GIVEN INSTRUCTION -
Using the data beneath, show every line that includes the word "color".

☆ ☆ ☆ ☆ ☆ ☆ ☆

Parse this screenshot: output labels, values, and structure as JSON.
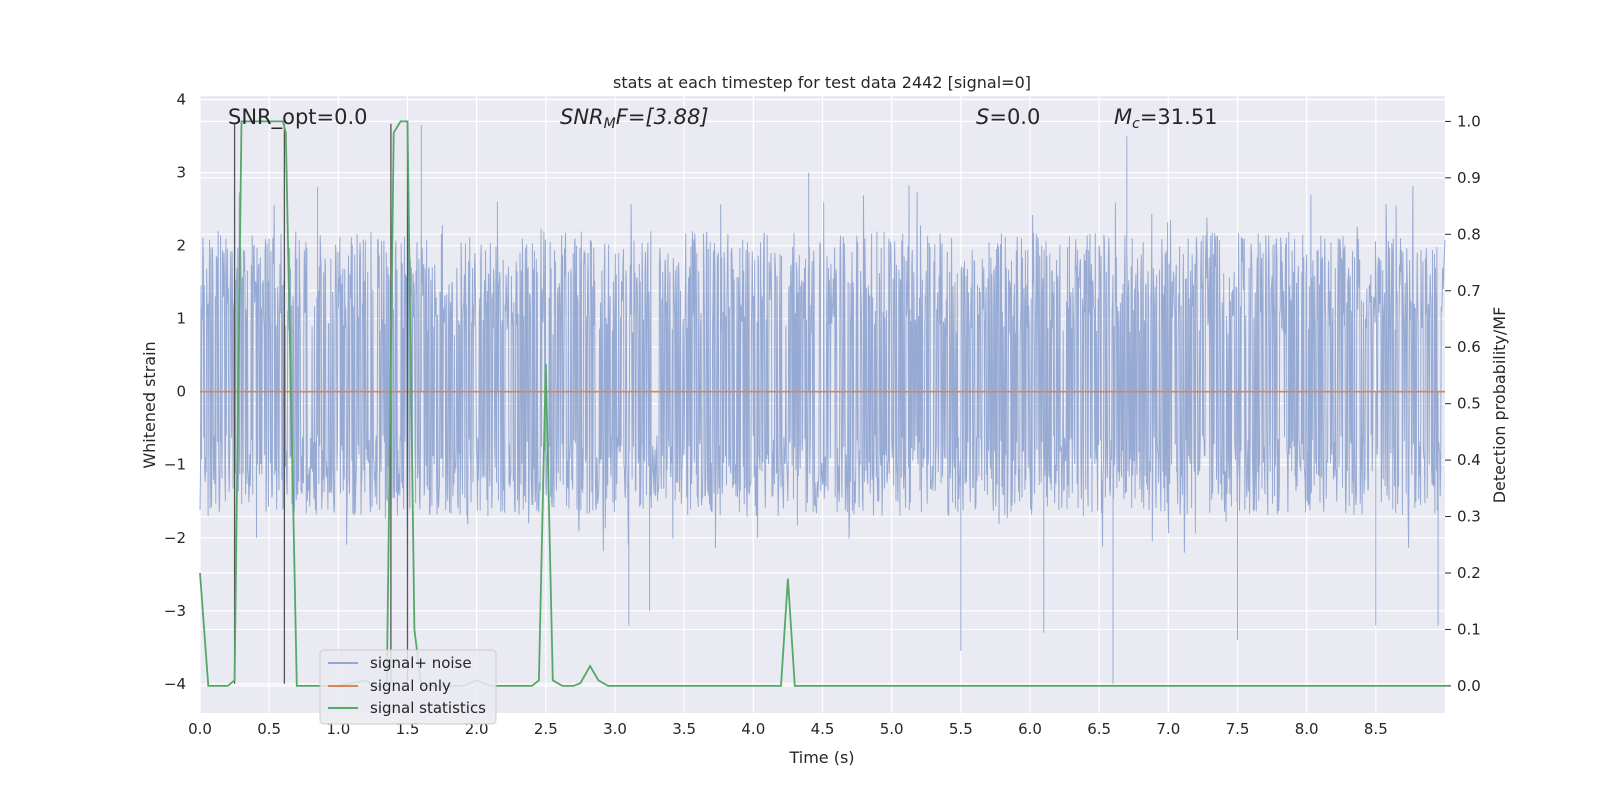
{
  "chart_data": {
    "type": "line",
    "title": "stats at each timestep for test data 2442 [signal=0]",
    "xlabel": "Time (s)",
    "ylabel": "Whitened strain",
    "ylabel_right": "Detection probability/MF",
    "xlim": [
      0.0,
      9.0
    ],
    "ylim": [
      -4.4,
      4.05
    ],
    "ylim_right": [
      -0.048,
      1.045
    ],
    "x_ticks": [
      0.0,
      0.5,
      1.0,
      1.5,
      2.0,
      2.5,
      3.0,
      3.5,
      4.0,
      4.5,
      5.0,
      5.5,
      6.0,
      6.5,
      7.0,
      7.5,
      8.0,
      8.5
    ],
    "x_tick_labels": [
      "0.0",
      "0.5",
      "1.0",
      "1.5",
      "2.0",
      "2.5",
      "3.0",
      "3.5",
      "4.0",
      "4.5",
      "5.0",
      "5.5",
      "6.0",
      "6.5",
      "7.0",
      "7.5",
      "8.0",
      "8.5"
    ],
    "y_ticks": [
      4,
      3,
      2,
      1,
      0,
      -1,
      -2,
      -3,
      -4
    ],
    "y_tick_labels": [
      "4",
      "3",
      "2",
      "1",
      "0",
      "−1",
      "−2",
      "−3",
      "−4"
    ],
    "y_right_ticks": [
      1.0,
      0.9,
      0.8,
      0.7,
      0.6,
      0.5,
      0.4,
      0.3,
      0.2,
      0.1,
      0.0
    ],
    "y_right_tick_labels": [
      "1.0",
      "0.9",
      "0.8",
      "0.7",
      "0.6",
      "0.5",
      "0.4",
      "0.3",
      "0.2",
      "0.1",
      "0.0"
    ],
    "grid": true,
    "legend_position": "lower-left",
    "annotations": {
      "snr_opt": "SNR_opt=0.0",
      "snr_mf_var": "SNR",
      "snr_mf_sub": "M",
      "snr_mf_rest": "F=[3.88]",
      "s_var": "S",
      "s_rest": "=0.0",
      "mc_var": "M",
      "mc_sub": "c",
      "mc_rest": "=31.51"
    },
    "series": [
      {
        "name": "signal+ noise",
        "axis": "left",
        "color": "#92a6d1",
        "description_values": {
          "typical_envelope": [
            -1.7,
            2.2
          ],
          "peak_points": [
            [
              0.25,
              -2.1
            ],
            [
              0.85,
              2.8
            ],
            [
              1.6,
              3.65
            ],
            [
              2.15,
              2.6
            ],
            [
              3.1,
              -3.2
            ],
            [
              3.25,
              -3.0
            ],
            [
              4.4,
              3.0
            ],
            [
              5.5,
              -3.55
            ],
            [
              6.1,
              -3.3
            ],
            [
              6.6,
              -4.0
            ],
            [
              6.7,
              3.5
            ],
            [
              7.5,
              -3.4
            ],
            [
              8.5,
              -3.2
            ],
            [
              8.95,
              -3.2
            ]
          ]
        }
      },
      {
        "name": "signal only",
        "axis": "left",
        "color": "#dd8452",
        "x": [
          0.0,
          9.0
        ],
        "y": [
          0.0,
          0.0
        ]
      },
      {
        "name": "signal statistics",
        "axis": "right",
        "color": "#55a868",
        "x": [
          0.0,
          0.06,
          0.2,
          0.25,
          0.3,
          0.6,
          0.62,
          0.7,
          1.0,
          1.2,
          1.25,
          1.35,
          1.4,
          1.45,
          1.5,
          1.55,
          1.6,
          1.9,
          2.0,
          2.1,
          2.4,
          2.45,
          2.5,
          2.55,
          2.62,
          2.7,
          2.75,
          2.82,
          2.88,
          2.95,
          3.0,
          3.5,
          4.0,
          4.2,
          4.25,
          4.3,
          4.35,
          4.5,
          5.0,
          6.0,
          7.0,
          8.0,
          9.0
        ],
        "y": [
          0.2,
          0.0,
          0.0,
          0.01,
          1.0,
          1.0,
          0.98,
          0.0,
          0.0,
          0.01,
          0.0,
          0.0,
          0.98,
          1.0,
          1.0,
          0.1,
          0.0,
          0.0,
          0.01,
          0.0,
          0.0,
          0.01,
          0.57,
          0.01,
          0.0,
          0.0,
          0.005,
          0.035,
          0.01,
          0.0,
          0.0,
          0.0,
          0.0,
          0.0,
          0.19,
          0.0,
          0.0,
          0.0,
          0.0,
          0.0,
          0.0,
          0.0,
          0.0
        ]
      }
    ],
    "vertical_markers": {
      "color": "#555555",
      "lines": [
        [
          0.25,
          3.67,
          -4.0
        ],
        [
          0.61,
          3.67,
          -4.0
        ],
        [
          1.38,
          3.67,
          -4.0
        ],
        [
          1.5,
          3.67,
          -4.0
        ]
      ]
    }
  }
}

☆ ☆ ☆ ☆ ☆ ☆ ☆

CORRECT OUTPUT -
        "color": "#92a6d1",
        "color": "#dd8452",
        "color": "#55a868",
      "color": "#555555",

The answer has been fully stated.